::: SUPPLIED MATERIAL :::
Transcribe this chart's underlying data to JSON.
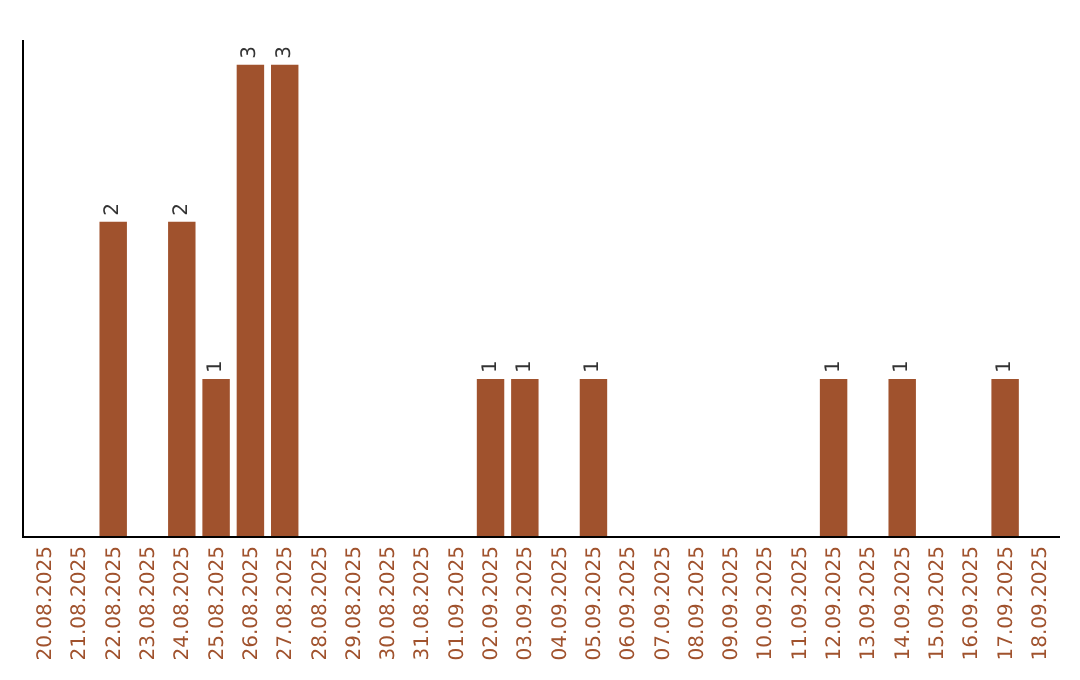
{
  "chart_data": {
    "type": "bar",
    "categories": [
      "20.08.2025",
      "21.08.2025",
      "22.08.2025",
      "23.08.2025",
      "24.08.2025",
      "25.08.2025",
      "26.08.2025",
      "27.08.2025",
      "28.08.2025",
      "29.08.2025",
      "30.08.2025",
      "31.08.2025",
      "01.09.2025",
      "02.09.2025",
      "03.09.2025",
      "04.09.2025",
      "05.09.2025",
      "06.09.2025",
      "07.09.2025",
      "08.09.2025",
      "09.09.2025",
      "10.09.2025",
      "11.09.2025",
      "12.09.2025",
      "13.09.2025",
      "14.09.2025",
      "15.09.2025",
      "16.09.2025",
      "17.09.2025",
      "18.09.2025"
    ],
    "values": [
      null,
      null,
      2,
      null,
      2,
      1,
      3,
      3,
      null,
      null,
      null,
      null,
      null,
      1,
      1,
      null,
      1,
      null,
      null,
      null,
      null,
      null,
      null,
      1,
      null,
      1,
      null,
      null,
      1,
      null
    ],
    "color": "#a0522d",
    "data_labels": true,
    "tick_labels": "x"
  }
}
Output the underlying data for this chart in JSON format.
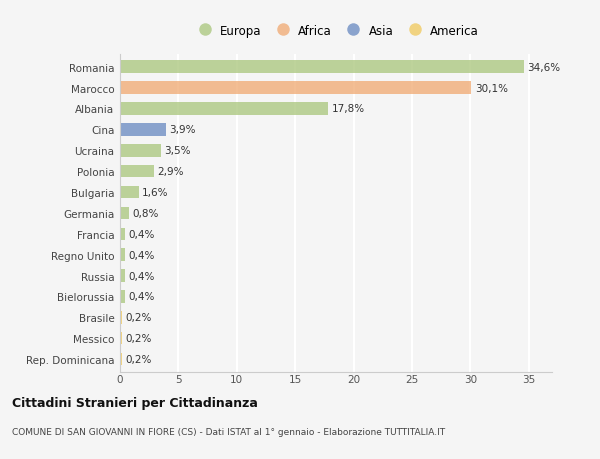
{
  "countries": [
    "Romania",
    "Marocco",
    "Albania",
    "Cina",
    "Ucraina",
    "Polonia",
    "Bulgaria",
    "Germania",
    "Francia",
    "Regno Unito",
    "Russia",
    "Bielorussia",
    "Brasile",
    "Messico",
    "Rep. Dominicana"
  ],
  "values": [
    34.6,
    30.1,
    17.8,
    3.9,
    3.5,
    2.9,
    1.6,
    0.8,
    0.4,
    0.4,
    0.4,
    0.4,
    0.2,
    0.2,
    0.2
  ],
  "labels": [
    "34,6%",
    "30,1%",
    "17,8%",
    "3,9%",
    "3,5%",
    "2,9%",
    "1,6%",
    "0,8%",
    "0,4%",
    "0,4%",
    "0,4%",
    "0,4%",
    "0,2%",
    "0,2%",
    "0,2%"
  ],
  "continents": [
    "Europa",
    "Africa",
    "Europa",
    "Asia",
    "Europa",
    "Europa",
    "Europa",
    "Europa",
    "Europa",
    "Europa",
    "Europa",
    "Europa",
    "America",
    "America",
    "America"
  ],
  "colors": {
    "Europa": "#a8c57a",
    "Africa": "#f0a870",
    "Asia": "#6688c0",
    "America": "#f0c85a"
  },
  "legend_order": [
    "Europa",
    "Africa",
    "Asia",
    "America"
  ],
  "title1": "Cittadini Stranieri per Cittadinanza",
  "title2": "COMUNE DI SAN GIOVANNI IN FIORE (CS) - Dati ISTAT al 1° gennaio - Elaborazione TUTTITALIA.IT",
  "xlim": [
    0,
    37
  ],
  "xticks": [
    0,
    5,
    10,
    15,
    20,
    25,
    30,
    35
  ],
  "bg_color": "#f5f5f5",
  "grid_color": "#ffffff",
  "bar_height": 0.6,
  "bar_alpha": 0.75
}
:::
• _WHAT IS NEEDED_
Omit the pictures, then output the rest of the listing exactly.

• _RESPONSE BELOW_
Transcribe this chart's underlying data to JSON.
{
  "chart_data": {
    "type": "bar",
    "categories": [
      "20.08.2025",
      "21.08.2025",
      "22.08.2025",
      "23.08.2025",
      "24.08.2025",
      "25.08.2025",
      "26.08.2025",
      "27.08.2025",
      "28.08.2025",
      "29.08.2025",
      "30.08.2025",
      "31.08.2025",
      "01.09.2025",
      "02.09.2025",
      "03.09.2025",
      "04.09.2025",
      "05.09.2025",
      "06.09.2025",
      "07.09.2025",
      "08.09.2025",
      "09.09.2025",
      "10.09.2025",
      "11.09.2025",
      "12.09.2025",
      "13.09.2025",
      "14.09.2025",
      "15.09.2025",
      "16.09.2025",
      "17.09.2025",
      "18.09.2025"
    ],
    "values": [
      null,
      null,
      2,
      null,
      2,
      1,
      3,
      3,
      null,
      null,
      null,
      null,
      null,
      1,
      1,
      null,
      1,
      null,
      null,
      null,
      null,
      null,
      null,
      1,
      null,
      1,
      null,
      null,
      1,
      null
    ],
    "color": "#a0522d",
    "data_labels": true,
    "tick_labels": "x"
  }
}
Output the underlying data for this chart in JSON format.
{
  "countries": [
    "Romania",
    "Marocco",
    "Albania",
    "Cina",
    "Ucraina",
    "Polonia",
    "Bulgaria",
    "Germania",
    "Francia",
    "Regno Unito",
    "Russia",
    "Bielorussia",
    "Brasile",
    "Messico",
    "Rep. Dominicana"
  ],
  "values": [
    34.6,
    30.1,
    17.8,
    3.9,
    3.5,
    2.9,
    1.6,
    0.8,
    0.4,
    0.4,
    0.4,
    0.4,
    0.2,
    0.2,
    0.2
  ],
  "labels": [
    "34,6%",
    "30,1%",
    "17,8%",
    "3,9%",
    "3,5%",
    "2,9%",
    "1,6%",
    "0,8%",
    "0,4%",
    "0,4%",
    "0,4%",
    "0,4%",
    "0,2%",
    "0,2%",
    "0,2%"
  ],
  "continents": [
    "Europa",
    "Africa",
    "Europa",
    "Asia",
    "Europa",
    "Europa",
    "Europa",
    "Europa",
    "Europa",
    "Europa",
    "Europa",
    "Europa",
    "America",
    "America",
    "America"
  ],
  "colors": {
    "Europa": "#a8c57a",
    "Africa": "#f0a870",
    "Asia": "#6688c0",
    "America": "#f0c85a"
  },
  "legend_order": [
    "Europa",
    "Africa",
    "Asia",
    "America"
  ],
  "title1": "Cittadini Stranieri per Cittadinanza",
  "title2": "COMUNE DI SAN GIOVANNI IN FIORE (CS) - Dati ISTAT al 1° gennaio - Elaborazione TUTTITALIA.IT",
  "xlim": [
    0,
    37
  ],
  "xticks": [
    0,
    5,
    10,
    15,
    20,
    25,
    30,
    35
  ],
  "bg_color": "#f5f5f5",
  "grid_color": "#ffffff",
  "bar_height": 0.6,
  "bar_alpha": 0.75
}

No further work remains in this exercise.